### BRIEF
Every entry that follows needs to be repeated exactly.

### SUPPLIED MATERIAL
-*-*-

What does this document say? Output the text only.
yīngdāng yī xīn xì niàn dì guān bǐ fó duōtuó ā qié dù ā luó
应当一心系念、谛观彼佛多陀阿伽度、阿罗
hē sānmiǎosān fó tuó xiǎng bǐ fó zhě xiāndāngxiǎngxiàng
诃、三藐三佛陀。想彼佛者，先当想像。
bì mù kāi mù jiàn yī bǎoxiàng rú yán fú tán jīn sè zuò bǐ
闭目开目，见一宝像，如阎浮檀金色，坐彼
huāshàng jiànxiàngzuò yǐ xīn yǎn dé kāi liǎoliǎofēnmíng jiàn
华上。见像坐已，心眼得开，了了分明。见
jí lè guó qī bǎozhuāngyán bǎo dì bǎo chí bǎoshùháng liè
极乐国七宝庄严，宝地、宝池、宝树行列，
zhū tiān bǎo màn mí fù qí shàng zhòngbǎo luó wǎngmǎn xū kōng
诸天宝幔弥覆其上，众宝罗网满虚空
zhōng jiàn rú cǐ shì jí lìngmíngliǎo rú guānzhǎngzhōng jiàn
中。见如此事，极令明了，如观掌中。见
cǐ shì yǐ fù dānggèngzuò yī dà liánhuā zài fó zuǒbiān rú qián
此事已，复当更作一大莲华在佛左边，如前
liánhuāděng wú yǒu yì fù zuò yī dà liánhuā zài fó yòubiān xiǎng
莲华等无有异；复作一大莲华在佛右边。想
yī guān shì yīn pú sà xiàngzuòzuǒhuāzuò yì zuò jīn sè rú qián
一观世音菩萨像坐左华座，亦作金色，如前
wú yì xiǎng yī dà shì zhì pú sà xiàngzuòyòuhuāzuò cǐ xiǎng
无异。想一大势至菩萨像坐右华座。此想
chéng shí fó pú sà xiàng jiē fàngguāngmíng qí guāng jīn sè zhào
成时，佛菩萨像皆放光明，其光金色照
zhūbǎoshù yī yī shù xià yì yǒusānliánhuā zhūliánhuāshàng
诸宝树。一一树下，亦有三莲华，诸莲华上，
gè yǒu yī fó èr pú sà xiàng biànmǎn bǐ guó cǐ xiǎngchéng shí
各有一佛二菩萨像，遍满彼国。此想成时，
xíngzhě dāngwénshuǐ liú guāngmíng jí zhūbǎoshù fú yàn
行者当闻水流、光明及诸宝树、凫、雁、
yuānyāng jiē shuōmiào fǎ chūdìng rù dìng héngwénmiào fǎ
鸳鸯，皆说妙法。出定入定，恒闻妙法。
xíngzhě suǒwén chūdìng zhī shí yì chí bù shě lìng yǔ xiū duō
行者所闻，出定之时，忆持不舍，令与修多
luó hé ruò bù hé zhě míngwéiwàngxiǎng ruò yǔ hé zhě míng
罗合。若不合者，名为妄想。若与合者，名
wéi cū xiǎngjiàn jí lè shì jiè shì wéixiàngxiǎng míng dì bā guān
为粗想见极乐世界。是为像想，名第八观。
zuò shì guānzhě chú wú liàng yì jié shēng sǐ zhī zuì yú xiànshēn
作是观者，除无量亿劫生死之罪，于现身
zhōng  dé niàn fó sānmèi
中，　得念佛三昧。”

-*-*-

### EXERCISE OUTPUT
What does this document say? Output the text only.
yīngdāng yī xīn xì niàn dì guān bǐ fó duōtuó ā qié dù ā luó
应当一心系念、谛观彼佛多陀阿伽度、阿罗
hē sānmiǎosān fó tuó xiǎng bǐ fó zhě xiāndāngxiǎngxiàng
诃、三藐三佛陀。想彼佛者，先当想像。
bì mù kāi mù jiàn yī bǎoxiàng rú yán fú tán jīn sè zuò bǐ
闭目开目，见一宝像，如阎浮檀金色，坐彼
huāshàng jiànxiàngzuò yǐ xīn yǎn dé kāi liǎoliǎofēnmíng jiàn
华上。见像坐已，心眼得开，了了分明。见
jí lè guó qī bǎozhuāngyán bǎo dì bǎo chí bǎoshùháng liè
极乐国七宝庄严，宝地、宝池、宝树行列，
zhū tiān bǎo màn mí fù qí shàng zhòngbǎo luó wǎngmǎn xū kōng
诸天宝幔弥覆其上，众宝罗网满虚空
zhōng jiàn rú cǐ shì jí lìngmíngliǎo rú guānzhǎngzhōng jiàn
中。见如此事，极令明了，如观掌中。见
cǐ shì yǐ fù dānggèngzuò yī dà liánhuā zài fó zuǒbiān rú qián
此事已，复当更作一大莲华在佛左边，如前
liánhuāděng wú yǒu yì fù zuò yī dà liánhuā zài fó yòubiān xiǎng
莲华等无有异；复作一大莲华在佛右边。想
yī guān shì yīn pú sà xiàngzuòzuǒhuāzuò yì zuò jīn sè rú qián
一观世音菩萨像坐左华座，亦作金色，如前
wú yì xiǎng yī dà shì zhì pú sà xiàngzuòyòuhuāzuò cǐ xiǎng
无异。想一大势至菩萨像坐右华座。此想
chéng shí fó pú sà xiàng jiē fàngguāngmíng qí guāng jīn sè zhào
成时，佛菩萨像皆放光明，其光金色照
zhūbǎoshù yī yī shù xià yì yǒusānliánhuā zhūliánhuāshàng
诸宝树。一一树下，亦有三莲华，诸莲华上，
gè yǒu yī fó èr pú sà xiàng biànmǎn bǐ guó cǐ xiǎngchéng shí
各有一佛二菩萨像，遍满彼国。此想成时，
xíngzhě dāngwénshuǐ liú guāngmíng jí zhūbǎoshù fú yàn
行者当闻水流、光明及诸宝树、凫、雁、
yuānyāng jiē shuōmiào fǎ chūdìng rù dìng héngwénmiào fǎ
鸳鸯，皆说妙法。出定入定，恒闻妙法。
xíngzhě suǒwén chūdìng zhī shí yì chí bù shě lìng yǔ xiū duō
行者所闻，出定之时，忆持不舍，令与修多
luó hé ruò bù hé zhě míngwéiwàngxiǎng ruò yǔ hé zhě míng
罗合。若不合者，名为妄想。若与合者，名
wéi cū xiǎngjiàn jí lè shì jiè shì wéixiàngxiǎng míng dì bā guān
为粗想见极乐世界。是为像想，名第八观。
zuò shì guānzhě chú wú liàng yì jié shēng sǐ zhī zuì yú xiànshēn
作是观者，除无量亿劫生死之罪，于现身
zhōng  dé niàn fó sānmèi
中，　得念佛三昧。”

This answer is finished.